(Records contained in a dataset)

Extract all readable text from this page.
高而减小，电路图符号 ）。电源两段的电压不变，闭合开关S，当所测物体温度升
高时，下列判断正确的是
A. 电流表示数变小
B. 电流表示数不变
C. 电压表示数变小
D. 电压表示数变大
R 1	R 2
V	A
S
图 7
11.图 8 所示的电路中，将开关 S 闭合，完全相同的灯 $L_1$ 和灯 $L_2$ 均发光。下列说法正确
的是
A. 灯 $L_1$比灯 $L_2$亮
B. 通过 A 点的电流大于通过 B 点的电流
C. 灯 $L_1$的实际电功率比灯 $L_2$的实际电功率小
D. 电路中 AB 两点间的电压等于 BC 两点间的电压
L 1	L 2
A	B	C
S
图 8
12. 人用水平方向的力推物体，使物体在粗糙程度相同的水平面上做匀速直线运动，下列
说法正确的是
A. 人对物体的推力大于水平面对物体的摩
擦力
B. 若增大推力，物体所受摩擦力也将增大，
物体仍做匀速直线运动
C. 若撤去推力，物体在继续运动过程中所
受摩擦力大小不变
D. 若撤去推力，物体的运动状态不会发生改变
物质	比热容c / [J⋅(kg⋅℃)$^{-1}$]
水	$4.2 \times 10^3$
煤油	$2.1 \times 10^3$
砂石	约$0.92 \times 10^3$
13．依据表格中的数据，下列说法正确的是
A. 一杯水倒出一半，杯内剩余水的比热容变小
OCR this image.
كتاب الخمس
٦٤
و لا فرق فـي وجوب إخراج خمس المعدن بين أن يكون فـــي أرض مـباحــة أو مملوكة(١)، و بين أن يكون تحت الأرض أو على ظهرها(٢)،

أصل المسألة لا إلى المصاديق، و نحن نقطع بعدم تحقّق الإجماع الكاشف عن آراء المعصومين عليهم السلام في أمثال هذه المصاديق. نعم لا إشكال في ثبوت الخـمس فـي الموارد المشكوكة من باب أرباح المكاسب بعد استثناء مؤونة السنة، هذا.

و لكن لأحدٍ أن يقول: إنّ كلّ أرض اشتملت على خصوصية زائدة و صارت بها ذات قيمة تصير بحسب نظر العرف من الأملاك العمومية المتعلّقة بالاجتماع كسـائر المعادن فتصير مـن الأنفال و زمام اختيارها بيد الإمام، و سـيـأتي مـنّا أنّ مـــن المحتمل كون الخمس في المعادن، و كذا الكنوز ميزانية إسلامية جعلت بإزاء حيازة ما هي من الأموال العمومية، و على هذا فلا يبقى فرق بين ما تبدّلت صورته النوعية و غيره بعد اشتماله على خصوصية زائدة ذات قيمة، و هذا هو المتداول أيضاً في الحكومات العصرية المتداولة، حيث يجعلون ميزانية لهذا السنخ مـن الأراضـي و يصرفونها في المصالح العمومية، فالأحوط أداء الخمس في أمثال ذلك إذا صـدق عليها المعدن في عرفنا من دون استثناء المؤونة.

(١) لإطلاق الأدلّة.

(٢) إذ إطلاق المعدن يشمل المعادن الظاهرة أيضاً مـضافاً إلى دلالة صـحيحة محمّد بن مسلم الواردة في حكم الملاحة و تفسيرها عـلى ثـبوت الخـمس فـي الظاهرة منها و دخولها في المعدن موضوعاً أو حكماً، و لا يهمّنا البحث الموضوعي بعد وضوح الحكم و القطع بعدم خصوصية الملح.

> **TASK DETAILS**: Repeat the listing exactly, from its first line to its last.

> **EXERCISE RESULT**:
Extract all readable text from this page.
高而减小，电路图符号 ）。电源两段的电压不变，闭合开关S，当所测物体温度升
高时，下列判断正确的是
A. 电流表示数变小
B. 电流表示数不变
C. 电压表示数变小
D. 电压表示数变大
R 1	R 2
V	A
S
图 7
11.图 8 所示的电路中，将开关 S 闭合，完全相同的灯 $L_1$ 和灯 $L_2$ 均发光。下列说法正确
的是
A. 灯 $L_1$比灯 $L_2$亮
B. 通过 A 点的电流大于通过 B 点的电流
C. 灯 $L_1$的实际电功率比灯 $L_2$的实际电功率小
D. 电路中 AB 两点间的电压等于 BC 两点间的电压
L 1	L 2
A	B	C
S
图 8
12. 人用水平方向的力推物体，使物体在粗糙程度相同的水平面上做匀速直线运动，下列
说法正确的是
A. 人对物体的推力大于水平面对物体的摩
擦力
B. 若增大推力，物体所受摩擦力也将增大，
物体仍做匀速直线运动
C. 若撤去推力，物体在继续运动过程中所
受摩擦力大小不变
D. 若撤去推力，物体的运动状态不会发生改变
物质	比热容c / [J⋅(kg⋅℃)$^{-1}$]
水	$4.2 \times 10^3$
煤油	$2.1 \times 10^3$
砂石	约$0.92 \times 10^3$
13．依据表格中的数据，下列说法正确的是
A. 一杯水倒出一半，杯内剩余水的比热容变小
OCR this image.
كتاب الخمس
٦٤
و لا فرق فـي وجوب إخراج خمس المعدن بين أن يكون فـــي أرض مـباحــة أو مملوكة(١)، و بين أن يكون تحت الأرض أو على ظهرها(٢)،

أصل المسألة لا إلى المصاديق، و نحن نقطع بعدم تحقّق الإجماع الكاشف عن آراء المعصومين عليهم السلام في أمثال هذه المصاديق. نعم لا إشكال في ثبوت الخـمس فـي الموارد المشكوكة من باب أرباح المكاسب بعد استثناء مؤونة السنة، هذا.

و لكن لأحدٍ أن يقول: إنّ كلّ أرض اشتملت على خصوصية زائدة و صارت بها ذات قيمة تصير بحسب نظر العرف من الأملاك العمومية المتعلّقة بالاجتماع كسـائر المعادن فتصير مـن الأنفال و زمام اختيارها بيد الإمام، و سـيـأتي مـنّا أنّ مـــن المحتمل كون الخمس في المعادن، و كذا الكنوز ميزانية إسلامية جعلت بإزاء حيازة ما هي من الأموال العمومية، و على هذا فلا يبقى فرق بين ما تبدّلت صورته النوعية و غيره بعد اشتماله على خصوصية زائدة ذات قيمة، و هذا هو المتداول أيضاً في الحكومات العصرية المتداولة، حيث يجعلون ميزانية لهذا السنخ مـن الأراضـي و يصرفونها في المصالح العمومية، فالأحوط أداء الخمس في أمثال ذلك إذا صـدق عليها المعدن في عرفنا من دون استثناء المؤونة.

(١) لإطلاق الأدلّة.

(٢) إذ إطلاق المعدن يشمل المعادن الظاهرة أيضاً مـضافاً إلى دلالة صـحيحة محمّد بن مسلم الواردة في حكم الملاحة و تفسيرها عـلى ثـبوت الخـمس فـي الظاهرة منها و دخولها في المعدن موضوعاً أو حكماً، و لا يهمّنا البحث الموضوعي بعد وضوح الحكم و القطع بعدم خصوصية الملح.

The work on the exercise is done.